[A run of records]
-----

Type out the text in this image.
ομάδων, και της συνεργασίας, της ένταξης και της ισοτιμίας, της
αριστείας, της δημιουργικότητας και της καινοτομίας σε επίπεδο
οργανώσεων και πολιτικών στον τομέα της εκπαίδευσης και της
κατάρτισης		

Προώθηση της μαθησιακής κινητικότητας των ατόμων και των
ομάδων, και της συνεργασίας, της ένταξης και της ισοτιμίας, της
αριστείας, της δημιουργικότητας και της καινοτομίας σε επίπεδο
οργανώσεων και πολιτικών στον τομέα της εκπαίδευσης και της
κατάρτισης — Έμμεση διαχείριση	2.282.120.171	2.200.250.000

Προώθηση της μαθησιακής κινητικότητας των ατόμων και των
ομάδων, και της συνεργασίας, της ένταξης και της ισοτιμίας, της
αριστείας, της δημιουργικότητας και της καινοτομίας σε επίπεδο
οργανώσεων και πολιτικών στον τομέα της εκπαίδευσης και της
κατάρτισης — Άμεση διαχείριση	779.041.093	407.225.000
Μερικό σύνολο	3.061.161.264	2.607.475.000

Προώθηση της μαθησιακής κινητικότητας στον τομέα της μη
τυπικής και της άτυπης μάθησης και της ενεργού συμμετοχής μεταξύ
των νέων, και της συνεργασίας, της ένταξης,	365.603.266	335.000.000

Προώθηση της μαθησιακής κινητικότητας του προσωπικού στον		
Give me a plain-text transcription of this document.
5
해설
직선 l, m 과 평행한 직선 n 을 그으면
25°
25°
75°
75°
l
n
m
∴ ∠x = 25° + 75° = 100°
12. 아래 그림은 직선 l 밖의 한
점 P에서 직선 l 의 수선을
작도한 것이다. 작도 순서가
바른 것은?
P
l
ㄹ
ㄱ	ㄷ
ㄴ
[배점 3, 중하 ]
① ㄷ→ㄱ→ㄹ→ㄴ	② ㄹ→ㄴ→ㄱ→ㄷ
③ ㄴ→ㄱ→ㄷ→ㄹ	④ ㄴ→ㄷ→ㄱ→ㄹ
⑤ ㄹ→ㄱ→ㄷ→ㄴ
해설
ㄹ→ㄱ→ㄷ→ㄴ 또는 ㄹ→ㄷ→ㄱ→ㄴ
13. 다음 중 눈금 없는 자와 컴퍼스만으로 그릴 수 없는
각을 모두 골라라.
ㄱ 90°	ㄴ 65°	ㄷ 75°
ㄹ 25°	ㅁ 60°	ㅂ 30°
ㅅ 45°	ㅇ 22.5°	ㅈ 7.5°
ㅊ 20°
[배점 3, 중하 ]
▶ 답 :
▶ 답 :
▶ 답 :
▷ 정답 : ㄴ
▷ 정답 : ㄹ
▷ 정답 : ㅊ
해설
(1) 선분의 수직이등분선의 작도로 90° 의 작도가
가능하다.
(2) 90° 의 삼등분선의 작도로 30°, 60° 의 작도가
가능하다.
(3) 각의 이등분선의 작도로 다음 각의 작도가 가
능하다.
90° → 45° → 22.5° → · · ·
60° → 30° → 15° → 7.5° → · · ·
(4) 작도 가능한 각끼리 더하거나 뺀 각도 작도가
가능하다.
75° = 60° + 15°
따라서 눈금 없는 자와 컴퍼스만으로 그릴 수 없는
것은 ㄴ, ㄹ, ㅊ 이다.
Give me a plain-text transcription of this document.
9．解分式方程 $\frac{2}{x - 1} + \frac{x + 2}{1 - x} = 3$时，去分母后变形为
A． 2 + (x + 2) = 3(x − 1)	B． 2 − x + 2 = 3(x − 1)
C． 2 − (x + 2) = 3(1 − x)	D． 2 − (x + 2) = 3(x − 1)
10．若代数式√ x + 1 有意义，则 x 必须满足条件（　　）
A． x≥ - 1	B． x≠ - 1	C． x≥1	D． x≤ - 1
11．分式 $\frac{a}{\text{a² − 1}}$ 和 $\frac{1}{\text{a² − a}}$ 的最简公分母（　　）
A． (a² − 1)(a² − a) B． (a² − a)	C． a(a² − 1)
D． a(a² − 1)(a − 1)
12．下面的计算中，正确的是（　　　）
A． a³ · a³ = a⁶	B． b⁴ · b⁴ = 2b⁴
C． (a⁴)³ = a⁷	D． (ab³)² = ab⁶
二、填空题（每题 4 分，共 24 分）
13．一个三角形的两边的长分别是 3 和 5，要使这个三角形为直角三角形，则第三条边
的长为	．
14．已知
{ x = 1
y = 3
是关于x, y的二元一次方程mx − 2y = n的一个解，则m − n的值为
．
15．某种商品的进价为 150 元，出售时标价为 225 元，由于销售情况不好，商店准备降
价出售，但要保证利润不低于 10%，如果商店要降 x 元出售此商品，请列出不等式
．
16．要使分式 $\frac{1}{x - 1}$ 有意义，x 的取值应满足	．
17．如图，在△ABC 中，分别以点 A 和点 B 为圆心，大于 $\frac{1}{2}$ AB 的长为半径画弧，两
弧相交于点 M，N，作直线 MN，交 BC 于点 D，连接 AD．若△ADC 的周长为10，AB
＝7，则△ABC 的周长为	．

-----

Your task is to transcribe the listing above in full, exactly as given.

Type out the text in this image.
ομάδων, και της συνεργασίας, της ένταξης και της ισοτιμίας, της
αριστείας, της δημιουργικότητας και της καινοτομίας σε επίπεδο
οργανώσεων και πολιτικών στον τομέα της εκπαίδευσης και της
κατάρτισης		

Προώθηση της μαθησιακής κινητικότητας των ατόμων και των
ομάδων, και της συνεργασίας, της ένταξης και της ισοτιμίας, της
αριστείας, της δημιουργικότητας και της καινοτομίας σε επίπεδο
οργανώσεων και πολιτικών στον τομέα της εκπαίδευσης και της
κατάρτισης — Έμμεση διαχείριση	2.282.120.171	2.200.250.000

Προώθηση της μαθησιακής κινητικότητας των ατόμων και των
ομάδων, και της συνεργασίας, της ένταξης και της ισοτιμίας, της
αριστείας, της δημιουργικότητας και της καινοτομίας σε επίπεδο
οργανώσεων και πολιτικών στον τομέα της εκπαίδευσης και της
κατάρτισης — Άμεση διαχείριση	779.041.093	407.225.000
Μερικό σύνολο	3.061.161.264	2.607.475.000

Προώθηση της μαθησιακής κινητικότητας στον τομέα της μη
τυπικής και της άτυπης μάθησης και της ενεργού συμμετοχής μεταξύ
των νέων, και της συνεργασίας, της ένταξης,	365.603.266	335.000.000

Προώθηση της μαθησιακής κινητικότητας του προσωπικού στον		
Give me a plain-text transcription of this document.
5
해설
직선 l, m 과 평행한 직선 n 을 그으면
25°
25°
75°
75°
l
n
m
∴ ∠x = 25° + 75° = 100°
12. 아래 그림은 직선 l 밖의 한
점 P에서 직선 l 의 수선을
작도한 것이다. 작도 순서가
바른 것은?
P
l
ㄹ
ㄱ	ㄷ
ㄴ
[배점 3, 중하 ]
① ㄷ→ㄱ→ㄹ→ㄴ	② ㄹ→ㄴ→ㄱ→ㄷ
③ ㄴ→ㄱ→ㄷ→ㄹ	④ ㄴ→ㄷ→ㄱ→ㄹ
⑤ ㄹ→ㄱ→ㄷ→ㄴ
해설
ㄹ→ㄱ→ㄷ→ㄴ 또는 ㄹ→ㄷ→ㄱ→ㄴ
13. 다음 중 눈금 없는 자와 컴퍼스만으로 그릴 수 없는
각을 모두 골라라.
ㄱ 90°	ㄴ 65°	ㄷ 75°
ㄹ 25°	ㅁ 60°	ㅂ 30°
ㅅ 45°	ㅇ 22.5°	ㅈ 7.5°
ㅊ 20°
[배점 3, 중하 ]
▶ 답 :
▶ 답 :
▶ 답 :
▷ 정답 : ㄴ
▷ 정답 : ㄹ
▷ 정답 : ㅊ
해설
(1) 선분의 수직이등분선의 작도로 90° 의 작도가
가능하다.
(2) 90° 의 삼등분선의 작도로 30°, 60° 의 작도가
가능하다.
(3) 각의 이등분선의 작도로 다음 각의 작도가 가
능하다.
90° → 45° → 22.5° → · · ·
60° → 30° → 15° → 7.5° → · · ·
(4) 작도 가능한 각끼리 더하거나 뺀 각도 작도가
가능하다.
75° = 60° + 15°
따라서 눈금 없는 자와 컴퍼스만으로 그릴 수 없는
것은 ㄴ, ㄹ, ㅊ 이다.
Give me a plain-text transcription of this document.
9．解分式方程 $\frac{2}{x - 1} + \frac{x + 2}{1 - x} = 3$时，去分母后变形为
A． 2 + (x + 2) = 3(x − 1)	B． 2 − x + 2 = 3(x − 1)
C． 2 − (x + 2) = 3(1 − x)	D． 2 − (x + 2) = 3(x − 1)
10．若代数式√ x + 1 有意义，则 x 必须满足条件（　　）
A． x≥ - 1	B． x≠ - 1	C． x≥1	D． x≤ - 1
11．分式 $\frac{a}{\text{a² − 1}}$ 和 $\frac{1}{\text{a² − a}}$ 的最简公分母（　　）
A． (a² − 1)(a² − a) B． (a² − a)	C． a(a² − 1)
D． a(a² − 1)(a − 1)
12．下面的计算中，正确的是（　　　）
A． a³ · a³ = a⁶	B． b⁴ · b⁴ = 2b⁴
C． (a⁴)³ = a⁷	D． (ab³)² = ab⁶
二、填空题（每题 4 分，共 24 分）
13．一个三角形的两边的长分别是 3 和 5，要使这个三角形为直角三角形，则第三条边
的长为	．
14．已知
{ x = 1
y = 3
是关于x, y的二元一次方程mx − 2y = n的一个解，则m − n的值为
．
15．某种商品的进价为 150 元，出售时标价为 225 元，由于销售情况不好，商店准备降
价出售，但要保证利润不低于 10%，如果商店要降 x 元出售此商品，请列出不等式
．
16．要使分式 $\frac{1}{x - 1}$ 有意义，x 的取值应满足	．
17．如图，在△ABC 中，分别以点 A 和点 B 为圆心，大于 $\frac{1}{2}$ AB 的长为半径画弧，两
弧相交于点 M，N，作直线 MN，交 BC 于点 D，连接 AD．若△ADC 的周长为10，AB
＝7，则△ABC 的周长为	．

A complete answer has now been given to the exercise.